▶ _INSTRUCTIONS TO FOLLOW_
Examine the entries and show every line in which the word "right" is found.

****************

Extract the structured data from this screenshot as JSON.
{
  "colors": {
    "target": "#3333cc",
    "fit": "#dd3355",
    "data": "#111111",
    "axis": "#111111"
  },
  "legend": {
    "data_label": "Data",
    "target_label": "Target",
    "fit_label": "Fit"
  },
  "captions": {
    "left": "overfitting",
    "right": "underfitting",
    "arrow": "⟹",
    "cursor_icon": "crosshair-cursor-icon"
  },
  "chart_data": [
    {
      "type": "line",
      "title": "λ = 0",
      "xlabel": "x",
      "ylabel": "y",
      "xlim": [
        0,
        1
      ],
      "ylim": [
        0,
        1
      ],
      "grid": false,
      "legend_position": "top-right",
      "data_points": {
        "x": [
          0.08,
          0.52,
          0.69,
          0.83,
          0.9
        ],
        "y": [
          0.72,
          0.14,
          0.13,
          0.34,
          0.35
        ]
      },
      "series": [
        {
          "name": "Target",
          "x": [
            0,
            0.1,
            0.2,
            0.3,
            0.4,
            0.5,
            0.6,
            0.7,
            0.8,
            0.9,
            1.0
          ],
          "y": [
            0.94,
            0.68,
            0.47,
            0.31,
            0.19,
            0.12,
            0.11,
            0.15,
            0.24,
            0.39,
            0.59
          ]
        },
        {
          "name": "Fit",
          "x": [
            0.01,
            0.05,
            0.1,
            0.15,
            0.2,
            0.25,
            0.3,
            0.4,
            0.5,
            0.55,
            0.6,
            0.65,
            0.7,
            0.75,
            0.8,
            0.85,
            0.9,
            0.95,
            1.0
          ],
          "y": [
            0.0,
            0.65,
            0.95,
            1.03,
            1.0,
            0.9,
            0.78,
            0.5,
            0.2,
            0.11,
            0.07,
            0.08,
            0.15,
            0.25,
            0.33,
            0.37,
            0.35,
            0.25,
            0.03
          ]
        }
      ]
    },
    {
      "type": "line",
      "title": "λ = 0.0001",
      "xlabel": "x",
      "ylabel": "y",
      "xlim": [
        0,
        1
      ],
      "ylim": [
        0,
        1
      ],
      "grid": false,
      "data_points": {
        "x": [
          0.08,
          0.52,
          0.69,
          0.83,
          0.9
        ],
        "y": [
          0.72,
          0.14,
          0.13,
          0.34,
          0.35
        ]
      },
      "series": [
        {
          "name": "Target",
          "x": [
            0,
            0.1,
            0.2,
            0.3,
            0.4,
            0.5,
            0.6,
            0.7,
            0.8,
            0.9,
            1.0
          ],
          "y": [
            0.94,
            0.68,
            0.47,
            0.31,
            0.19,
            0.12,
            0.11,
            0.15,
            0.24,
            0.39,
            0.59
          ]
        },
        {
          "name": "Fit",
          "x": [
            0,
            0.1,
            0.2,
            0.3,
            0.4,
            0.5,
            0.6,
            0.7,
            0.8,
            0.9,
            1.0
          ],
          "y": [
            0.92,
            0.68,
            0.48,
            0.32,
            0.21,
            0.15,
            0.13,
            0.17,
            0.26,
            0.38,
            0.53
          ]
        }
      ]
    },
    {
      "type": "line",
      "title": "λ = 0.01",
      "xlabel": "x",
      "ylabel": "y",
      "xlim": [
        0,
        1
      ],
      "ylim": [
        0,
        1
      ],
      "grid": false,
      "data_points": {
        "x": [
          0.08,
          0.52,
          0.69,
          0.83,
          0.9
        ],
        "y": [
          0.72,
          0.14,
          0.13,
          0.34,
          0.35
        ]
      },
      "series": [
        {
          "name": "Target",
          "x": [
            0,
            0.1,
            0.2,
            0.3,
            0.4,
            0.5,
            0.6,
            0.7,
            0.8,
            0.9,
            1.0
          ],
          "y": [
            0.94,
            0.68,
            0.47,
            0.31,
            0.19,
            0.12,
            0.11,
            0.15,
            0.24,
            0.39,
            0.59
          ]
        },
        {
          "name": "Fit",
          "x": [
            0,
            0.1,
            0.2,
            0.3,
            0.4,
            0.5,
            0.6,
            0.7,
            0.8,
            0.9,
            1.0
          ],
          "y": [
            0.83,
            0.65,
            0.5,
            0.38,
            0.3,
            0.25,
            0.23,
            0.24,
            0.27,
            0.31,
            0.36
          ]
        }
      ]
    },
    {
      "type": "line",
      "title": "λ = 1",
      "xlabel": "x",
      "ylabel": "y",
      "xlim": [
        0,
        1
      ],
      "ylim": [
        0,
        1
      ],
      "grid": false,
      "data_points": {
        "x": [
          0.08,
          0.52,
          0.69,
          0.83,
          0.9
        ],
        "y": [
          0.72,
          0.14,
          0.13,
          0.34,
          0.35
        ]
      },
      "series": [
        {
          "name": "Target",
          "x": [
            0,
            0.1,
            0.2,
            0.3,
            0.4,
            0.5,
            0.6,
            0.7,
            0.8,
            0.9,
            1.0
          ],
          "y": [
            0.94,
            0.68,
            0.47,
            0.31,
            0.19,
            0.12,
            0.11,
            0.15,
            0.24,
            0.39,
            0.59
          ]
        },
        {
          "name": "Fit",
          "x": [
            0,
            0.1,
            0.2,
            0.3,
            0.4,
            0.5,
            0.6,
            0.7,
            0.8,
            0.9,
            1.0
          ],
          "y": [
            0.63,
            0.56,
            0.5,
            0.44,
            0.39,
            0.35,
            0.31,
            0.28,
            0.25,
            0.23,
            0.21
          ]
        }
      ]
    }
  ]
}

****************

▶ _THE ANSWER_
    "right": "underfitting",
      "legend_position": "top-right",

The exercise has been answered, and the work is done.